» Stated exercise: Identify the lines that contain the string "電気自動車", then copy each of them.

===

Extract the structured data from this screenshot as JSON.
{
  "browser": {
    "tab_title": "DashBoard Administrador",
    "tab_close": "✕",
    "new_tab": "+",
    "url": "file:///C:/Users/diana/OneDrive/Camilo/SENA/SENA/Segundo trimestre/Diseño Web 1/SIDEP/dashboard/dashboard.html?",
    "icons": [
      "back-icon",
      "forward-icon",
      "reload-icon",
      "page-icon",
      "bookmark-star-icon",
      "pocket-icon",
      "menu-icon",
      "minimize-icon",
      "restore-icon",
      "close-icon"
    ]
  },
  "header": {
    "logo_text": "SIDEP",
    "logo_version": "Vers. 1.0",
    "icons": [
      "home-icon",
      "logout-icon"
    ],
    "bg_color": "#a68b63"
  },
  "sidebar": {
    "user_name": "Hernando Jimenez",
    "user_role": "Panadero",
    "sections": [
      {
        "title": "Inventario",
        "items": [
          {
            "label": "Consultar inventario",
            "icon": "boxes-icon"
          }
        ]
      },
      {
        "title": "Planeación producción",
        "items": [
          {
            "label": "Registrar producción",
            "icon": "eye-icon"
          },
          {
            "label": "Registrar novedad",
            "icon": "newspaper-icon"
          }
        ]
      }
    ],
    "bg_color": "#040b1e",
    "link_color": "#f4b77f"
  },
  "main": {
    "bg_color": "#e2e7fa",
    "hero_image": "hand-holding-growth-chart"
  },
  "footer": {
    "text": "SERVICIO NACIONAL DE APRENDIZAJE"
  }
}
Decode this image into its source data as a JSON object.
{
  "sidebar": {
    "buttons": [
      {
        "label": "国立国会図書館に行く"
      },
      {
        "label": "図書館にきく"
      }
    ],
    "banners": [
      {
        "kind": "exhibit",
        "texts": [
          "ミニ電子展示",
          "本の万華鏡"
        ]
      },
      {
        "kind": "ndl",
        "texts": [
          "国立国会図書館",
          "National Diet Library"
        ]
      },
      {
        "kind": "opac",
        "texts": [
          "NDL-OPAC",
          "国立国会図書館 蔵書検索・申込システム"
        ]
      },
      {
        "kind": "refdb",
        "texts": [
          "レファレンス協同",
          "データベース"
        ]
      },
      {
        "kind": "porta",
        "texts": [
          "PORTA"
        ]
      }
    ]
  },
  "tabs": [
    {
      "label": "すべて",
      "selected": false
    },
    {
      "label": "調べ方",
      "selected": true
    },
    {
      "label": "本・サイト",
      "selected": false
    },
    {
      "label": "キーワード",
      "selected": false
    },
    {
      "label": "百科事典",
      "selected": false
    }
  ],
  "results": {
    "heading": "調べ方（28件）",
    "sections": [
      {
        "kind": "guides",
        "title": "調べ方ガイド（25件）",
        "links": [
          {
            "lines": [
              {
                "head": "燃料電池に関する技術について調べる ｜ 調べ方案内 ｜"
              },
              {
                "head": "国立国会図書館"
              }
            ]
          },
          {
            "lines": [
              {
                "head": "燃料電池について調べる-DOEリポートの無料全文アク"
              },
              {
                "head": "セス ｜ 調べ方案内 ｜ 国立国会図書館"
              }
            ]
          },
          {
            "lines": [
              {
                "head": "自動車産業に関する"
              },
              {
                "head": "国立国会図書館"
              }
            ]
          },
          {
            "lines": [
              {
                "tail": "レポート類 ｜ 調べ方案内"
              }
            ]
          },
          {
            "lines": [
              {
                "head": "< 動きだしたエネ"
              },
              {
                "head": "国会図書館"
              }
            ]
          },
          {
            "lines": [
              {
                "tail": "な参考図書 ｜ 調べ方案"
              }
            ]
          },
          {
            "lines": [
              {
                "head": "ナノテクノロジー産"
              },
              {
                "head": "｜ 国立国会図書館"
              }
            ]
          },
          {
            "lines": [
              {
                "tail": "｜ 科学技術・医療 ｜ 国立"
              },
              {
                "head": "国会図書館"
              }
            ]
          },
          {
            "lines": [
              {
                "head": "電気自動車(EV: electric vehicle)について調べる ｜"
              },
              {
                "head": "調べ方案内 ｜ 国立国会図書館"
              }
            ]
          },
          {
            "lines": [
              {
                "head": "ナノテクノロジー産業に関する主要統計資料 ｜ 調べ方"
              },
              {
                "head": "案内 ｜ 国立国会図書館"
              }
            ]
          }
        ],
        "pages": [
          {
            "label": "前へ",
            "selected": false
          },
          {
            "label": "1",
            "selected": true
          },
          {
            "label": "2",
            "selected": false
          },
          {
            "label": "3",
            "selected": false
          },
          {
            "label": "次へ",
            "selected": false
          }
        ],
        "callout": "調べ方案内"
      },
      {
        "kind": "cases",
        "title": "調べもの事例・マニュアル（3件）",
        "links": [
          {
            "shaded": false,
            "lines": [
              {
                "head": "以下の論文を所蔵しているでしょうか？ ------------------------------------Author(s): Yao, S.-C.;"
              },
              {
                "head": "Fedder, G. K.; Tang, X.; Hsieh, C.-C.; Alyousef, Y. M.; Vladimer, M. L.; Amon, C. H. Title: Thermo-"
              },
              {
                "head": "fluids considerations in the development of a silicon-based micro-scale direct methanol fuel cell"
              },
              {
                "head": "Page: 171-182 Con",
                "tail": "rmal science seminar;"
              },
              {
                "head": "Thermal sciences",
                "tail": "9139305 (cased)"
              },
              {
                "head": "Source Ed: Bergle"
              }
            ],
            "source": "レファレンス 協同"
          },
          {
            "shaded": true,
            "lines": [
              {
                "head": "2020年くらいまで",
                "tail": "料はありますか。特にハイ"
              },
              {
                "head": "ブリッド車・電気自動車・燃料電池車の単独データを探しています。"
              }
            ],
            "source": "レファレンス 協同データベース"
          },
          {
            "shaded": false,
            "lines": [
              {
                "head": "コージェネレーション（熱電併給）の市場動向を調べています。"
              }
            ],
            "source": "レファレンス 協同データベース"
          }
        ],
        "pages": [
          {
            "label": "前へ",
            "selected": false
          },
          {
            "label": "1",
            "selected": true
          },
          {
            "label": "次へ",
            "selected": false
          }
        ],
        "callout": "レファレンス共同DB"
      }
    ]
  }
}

===

» Final answer:
                "head": "電気自動車(EV: electric vehicle)について調べる ｜"
                "head": "ブリッド車・電気自動車・燃料電池車の単独データを探しています。"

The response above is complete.